> **REQUIRED TASK**
Take down each entry exactly as written.

Saved entries

·····

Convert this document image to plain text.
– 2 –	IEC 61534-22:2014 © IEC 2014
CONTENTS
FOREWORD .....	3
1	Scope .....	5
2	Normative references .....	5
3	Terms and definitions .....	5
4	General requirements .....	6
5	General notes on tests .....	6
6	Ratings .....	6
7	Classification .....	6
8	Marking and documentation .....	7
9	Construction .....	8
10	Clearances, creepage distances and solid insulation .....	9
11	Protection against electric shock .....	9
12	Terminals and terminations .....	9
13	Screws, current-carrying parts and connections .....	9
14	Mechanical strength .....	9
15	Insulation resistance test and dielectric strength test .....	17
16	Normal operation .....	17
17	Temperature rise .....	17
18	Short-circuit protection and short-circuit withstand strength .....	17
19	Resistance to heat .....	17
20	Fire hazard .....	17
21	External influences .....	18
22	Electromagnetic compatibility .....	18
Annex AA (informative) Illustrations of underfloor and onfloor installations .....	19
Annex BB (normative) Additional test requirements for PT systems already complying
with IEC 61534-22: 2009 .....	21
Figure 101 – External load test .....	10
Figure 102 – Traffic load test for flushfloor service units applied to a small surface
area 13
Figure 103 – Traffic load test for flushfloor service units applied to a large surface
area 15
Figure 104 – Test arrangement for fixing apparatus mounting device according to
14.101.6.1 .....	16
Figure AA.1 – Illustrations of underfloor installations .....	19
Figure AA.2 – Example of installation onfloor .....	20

·····

> **FULL ANSWER**
Convert this document image to plain text.
– 2 –	IEC 61534-22:2014 © IEC 2014
CONTENTS
FOREWORD .....	3
1	Scope .....	5
2	Normative references .....	5
3	Terms and definitions .....	5
4	General requirements .....	6
5	General notes on tests .....	6
6	Ratings .....	6
7	Classification .....	6
8	Marking and documentation .....	7
9	Construction .....	8
10	Clearances, creepage distances and solid insulation .....	9
11	Protection against electric shock .....	9
12	Terminals and terminations .....	9
13	Screws, current-carrying parts and connections .....	9
14	Mechanical strength .....	9
15	Insulation resistance test and dielectric strength test .....	17
16	Normal operation .....	17
17	Temperature rise .....	17
18	Short-circuit protection and short-circuit withstand strength .....	17
19	Resistance to heat .....	17
20	Fire hazard .....	17
21	External influences .....	18
22	Electromagnetic compatibility .....	18
Annex AA (informative) Illustrations of underfloor and onfloor installations .....	19
Annex BB (normative) Additional test requirements for PT systems already complying
with IEC 61534-22: 2009 .....	21
Figure 101 – External load test .....	10
Figure 102 – Traffic load test for flushfloor service units applied to a small surface
area 13
Figure 103 – Traffic load test for flushfloor service units applied to a large surface
area 15
Figure 104 – Test arrangement for fixing apparatus mounting device according to
14.101.6.1 .....	16
Figure AA.1 – Illustrations of underfloor installations .....	19
Figure AA.2 – Example of installation onfloor .....	20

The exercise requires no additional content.